▶ [Exercise]: Copy whichever lines contain the string "在一定的时间内".

Records contained in a dataset:
§

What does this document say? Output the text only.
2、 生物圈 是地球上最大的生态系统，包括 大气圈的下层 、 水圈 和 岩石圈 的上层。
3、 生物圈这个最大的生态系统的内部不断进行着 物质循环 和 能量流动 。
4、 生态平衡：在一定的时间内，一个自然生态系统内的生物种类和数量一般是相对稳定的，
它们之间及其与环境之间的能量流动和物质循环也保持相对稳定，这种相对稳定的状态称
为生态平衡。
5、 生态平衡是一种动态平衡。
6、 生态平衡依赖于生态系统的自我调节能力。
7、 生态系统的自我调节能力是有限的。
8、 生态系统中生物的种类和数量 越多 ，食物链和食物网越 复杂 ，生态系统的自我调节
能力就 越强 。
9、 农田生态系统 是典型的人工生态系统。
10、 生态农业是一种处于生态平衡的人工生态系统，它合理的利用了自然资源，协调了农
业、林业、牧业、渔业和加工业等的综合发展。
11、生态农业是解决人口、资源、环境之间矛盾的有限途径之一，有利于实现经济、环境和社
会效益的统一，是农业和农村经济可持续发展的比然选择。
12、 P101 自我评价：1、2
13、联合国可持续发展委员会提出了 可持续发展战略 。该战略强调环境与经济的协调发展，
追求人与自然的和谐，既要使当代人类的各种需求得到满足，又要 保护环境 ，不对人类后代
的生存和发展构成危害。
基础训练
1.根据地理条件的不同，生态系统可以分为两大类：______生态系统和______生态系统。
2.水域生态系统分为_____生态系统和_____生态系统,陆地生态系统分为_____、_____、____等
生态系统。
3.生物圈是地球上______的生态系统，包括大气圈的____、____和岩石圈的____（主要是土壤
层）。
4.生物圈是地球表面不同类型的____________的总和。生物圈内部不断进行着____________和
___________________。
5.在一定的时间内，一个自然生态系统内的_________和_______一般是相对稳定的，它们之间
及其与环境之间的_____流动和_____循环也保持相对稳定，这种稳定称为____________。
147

§

▶ [Complete output]:
4、 生态平衡：在一定的时间内，一个自然生态系统内的生物种类和数量一般是相对稳定的，
5.在一定的时间内，一个自然生态系统内的_________和_______一般是相对稳定的，它们之间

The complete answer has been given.